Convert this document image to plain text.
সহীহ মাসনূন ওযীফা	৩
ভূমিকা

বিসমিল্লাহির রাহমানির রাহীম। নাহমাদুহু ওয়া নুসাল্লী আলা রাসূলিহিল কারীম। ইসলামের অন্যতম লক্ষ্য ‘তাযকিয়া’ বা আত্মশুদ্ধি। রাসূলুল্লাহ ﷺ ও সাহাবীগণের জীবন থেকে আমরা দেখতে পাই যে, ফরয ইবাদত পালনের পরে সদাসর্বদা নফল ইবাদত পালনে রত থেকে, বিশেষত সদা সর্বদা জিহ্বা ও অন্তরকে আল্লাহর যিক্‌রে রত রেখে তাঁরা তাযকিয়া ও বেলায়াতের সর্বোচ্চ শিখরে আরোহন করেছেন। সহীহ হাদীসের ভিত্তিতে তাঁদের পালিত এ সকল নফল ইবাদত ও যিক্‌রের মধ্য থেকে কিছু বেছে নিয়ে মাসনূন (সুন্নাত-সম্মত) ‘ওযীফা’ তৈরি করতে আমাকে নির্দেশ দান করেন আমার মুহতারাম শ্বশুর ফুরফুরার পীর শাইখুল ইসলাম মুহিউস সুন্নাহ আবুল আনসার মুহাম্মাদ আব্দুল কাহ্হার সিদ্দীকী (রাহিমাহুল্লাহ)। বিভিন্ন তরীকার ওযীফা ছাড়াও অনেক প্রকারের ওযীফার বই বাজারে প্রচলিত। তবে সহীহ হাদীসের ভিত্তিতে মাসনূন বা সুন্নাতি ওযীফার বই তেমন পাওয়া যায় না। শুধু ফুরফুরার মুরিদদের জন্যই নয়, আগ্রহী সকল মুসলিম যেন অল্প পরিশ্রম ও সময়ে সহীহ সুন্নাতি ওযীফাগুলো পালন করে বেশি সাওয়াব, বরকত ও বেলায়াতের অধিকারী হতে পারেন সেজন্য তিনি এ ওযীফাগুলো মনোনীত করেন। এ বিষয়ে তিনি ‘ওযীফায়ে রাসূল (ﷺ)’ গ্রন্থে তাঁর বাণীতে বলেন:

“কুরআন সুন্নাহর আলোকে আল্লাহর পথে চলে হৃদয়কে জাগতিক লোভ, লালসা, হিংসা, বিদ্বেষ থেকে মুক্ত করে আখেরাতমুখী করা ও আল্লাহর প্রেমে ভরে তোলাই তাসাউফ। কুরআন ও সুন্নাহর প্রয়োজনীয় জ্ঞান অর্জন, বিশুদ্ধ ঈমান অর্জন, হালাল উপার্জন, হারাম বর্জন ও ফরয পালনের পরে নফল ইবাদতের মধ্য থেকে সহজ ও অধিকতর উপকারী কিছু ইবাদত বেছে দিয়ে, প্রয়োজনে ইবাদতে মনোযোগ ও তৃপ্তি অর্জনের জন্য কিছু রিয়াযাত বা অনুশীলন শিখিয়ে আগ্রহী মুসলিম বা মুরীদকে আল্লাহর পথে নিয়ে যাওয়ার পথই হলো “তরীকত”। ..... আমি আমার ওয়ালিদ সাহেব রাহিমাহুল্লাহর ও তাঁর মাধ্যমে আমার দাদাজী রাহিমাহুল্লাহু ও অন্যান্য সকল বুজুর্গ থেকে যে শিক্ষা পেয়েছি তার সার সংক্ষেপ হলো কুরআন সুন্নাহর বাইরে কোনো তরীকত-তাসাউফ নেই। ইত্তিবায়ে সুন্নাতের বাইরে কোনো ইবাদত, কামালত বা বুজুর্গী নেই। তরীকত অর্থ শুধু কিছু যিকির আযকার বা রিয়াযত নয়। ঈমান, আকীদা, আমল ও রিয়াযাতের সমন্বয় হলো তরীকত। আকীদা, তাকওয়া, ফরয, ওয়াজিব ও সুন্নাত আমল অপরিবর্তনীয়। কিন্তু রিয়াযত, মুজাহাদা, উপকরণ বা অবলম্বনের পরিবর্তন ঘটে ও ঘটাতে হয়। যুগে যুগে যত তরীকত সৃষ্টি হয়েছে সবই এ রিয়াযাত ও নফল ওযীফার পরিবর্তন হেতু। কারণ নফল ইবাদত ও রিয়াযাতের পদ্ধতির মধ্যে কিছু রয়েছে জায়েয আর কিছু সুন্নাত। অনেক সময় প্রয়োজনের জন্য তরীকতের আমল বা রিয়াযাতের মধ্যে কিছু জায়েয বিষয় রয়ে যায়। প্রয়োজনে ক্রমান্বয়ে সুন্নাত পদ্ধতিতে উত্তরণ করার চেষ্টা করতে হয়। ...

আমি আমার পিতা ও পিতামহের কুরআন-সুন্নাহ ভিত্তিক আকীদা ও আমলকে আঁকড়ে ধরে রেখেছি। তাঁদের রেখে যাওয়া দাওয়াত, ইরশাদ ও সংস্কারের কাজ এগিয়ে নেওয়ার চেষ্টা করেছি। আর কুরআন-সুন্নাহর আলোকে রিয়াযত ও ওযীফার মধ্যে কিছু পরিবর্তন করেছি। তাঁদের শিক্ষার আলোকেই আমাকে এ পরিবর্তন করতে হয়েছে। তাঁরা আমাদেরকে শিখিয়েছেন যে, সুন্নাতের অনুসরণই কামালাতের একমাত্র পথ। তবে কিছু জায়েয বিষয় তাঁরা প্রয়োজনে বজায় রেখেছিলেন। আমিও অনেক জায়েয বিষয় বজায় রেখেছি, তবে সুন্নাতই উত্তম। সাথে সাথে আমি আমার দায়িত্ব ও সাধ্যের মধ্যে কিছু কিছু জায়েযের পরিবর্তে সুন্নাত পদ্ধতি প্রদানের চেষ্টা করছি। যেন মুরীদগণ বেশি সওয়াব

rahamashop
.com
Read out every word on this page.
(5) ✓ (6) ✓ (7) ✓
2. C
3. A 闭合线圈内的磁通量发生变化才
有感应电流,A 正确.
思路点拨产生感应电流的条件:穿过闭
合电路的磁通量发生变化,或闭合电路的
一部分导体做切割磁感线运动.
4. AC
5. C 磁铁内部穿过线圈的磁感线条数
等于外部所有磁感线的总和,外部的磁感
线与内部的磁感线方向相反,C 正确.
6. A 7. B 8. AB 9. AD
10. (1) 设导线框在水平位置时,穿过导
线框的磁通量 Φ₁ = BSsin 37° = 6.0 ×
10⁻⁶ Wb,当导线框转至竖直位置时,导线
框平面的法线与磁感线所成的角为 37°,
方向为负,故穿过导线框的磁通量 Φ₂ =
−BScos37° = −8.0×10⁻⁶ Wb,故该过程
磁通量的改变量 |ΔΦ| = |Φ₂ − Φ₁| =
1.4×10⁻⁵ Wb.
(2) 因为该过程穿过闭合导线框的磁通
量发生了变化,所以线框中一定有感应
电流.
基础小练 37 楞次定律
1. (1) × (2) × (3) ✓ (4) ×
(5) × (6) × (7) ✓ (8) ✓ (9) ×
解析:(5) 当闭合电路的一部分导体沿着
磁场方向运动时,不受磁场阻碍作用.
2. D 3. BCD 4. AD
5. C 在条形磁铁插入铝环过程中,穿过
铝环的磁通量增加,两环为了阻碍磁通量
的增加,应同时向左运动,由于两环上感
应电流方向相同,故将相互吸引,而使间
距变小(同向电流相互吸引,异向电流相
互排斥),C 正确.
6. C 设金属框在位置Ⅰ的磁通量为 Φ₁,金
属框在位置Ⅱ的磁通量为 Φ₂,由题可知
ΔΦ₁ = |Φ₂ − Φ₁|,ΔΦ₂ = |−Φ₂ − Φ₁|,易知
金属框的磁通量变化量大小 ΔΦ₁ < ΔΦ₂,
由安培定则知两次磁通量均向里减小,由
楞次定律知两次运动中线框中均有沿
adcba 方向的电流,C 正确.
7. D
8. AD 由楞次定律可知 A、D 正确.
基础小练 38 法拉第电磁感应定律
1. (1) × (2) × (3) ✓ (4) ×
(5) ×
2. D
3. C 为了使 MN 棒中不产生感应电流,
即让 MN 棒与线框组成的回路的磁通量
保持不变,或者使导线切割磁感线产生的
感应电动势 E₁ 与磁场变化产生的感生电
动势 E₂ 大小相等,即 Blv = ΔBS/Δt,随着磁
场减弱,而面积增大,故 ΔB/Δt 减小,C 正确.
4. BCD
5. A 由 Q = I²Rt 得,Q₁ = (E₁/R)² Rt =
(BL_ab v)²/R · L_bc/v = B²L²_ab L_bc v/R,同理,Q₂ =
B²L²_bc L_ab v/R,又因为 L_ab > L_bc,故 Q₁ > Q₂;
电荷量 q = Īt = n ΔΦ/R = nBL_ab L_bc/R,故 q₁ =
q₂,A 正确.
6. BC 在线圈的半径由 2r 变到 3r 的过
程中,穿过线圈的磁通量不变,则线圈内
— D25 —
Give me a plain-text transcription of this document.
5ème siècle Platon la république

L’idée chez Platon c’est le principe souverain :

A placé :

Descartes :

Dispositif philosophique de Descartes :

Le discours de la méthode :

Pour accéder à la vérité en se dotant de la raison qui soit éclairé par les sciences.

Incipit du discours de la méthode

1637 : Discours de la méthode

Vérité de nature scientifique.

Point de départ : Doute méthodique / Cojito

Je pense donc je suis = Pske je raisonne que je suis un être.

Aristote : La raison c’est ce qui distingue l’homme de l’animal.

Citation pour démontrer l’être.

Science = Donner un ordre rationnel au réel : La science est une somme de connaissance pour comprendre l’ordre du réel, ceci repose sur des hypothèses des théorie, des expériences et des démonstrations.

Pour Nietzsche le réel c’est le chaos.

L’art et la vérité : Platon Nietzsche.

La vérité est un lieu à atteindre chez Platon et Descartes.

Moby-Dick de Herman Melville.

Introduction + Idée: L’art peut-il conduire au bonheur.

****************

◆ Requirement ◆
Collect each line holding the string "Nietzsche".

◆ Completed exercise ◆
Pour Nietzsche le réel c’est le chaos.
L’art et la vérité : Platon Nietzsche.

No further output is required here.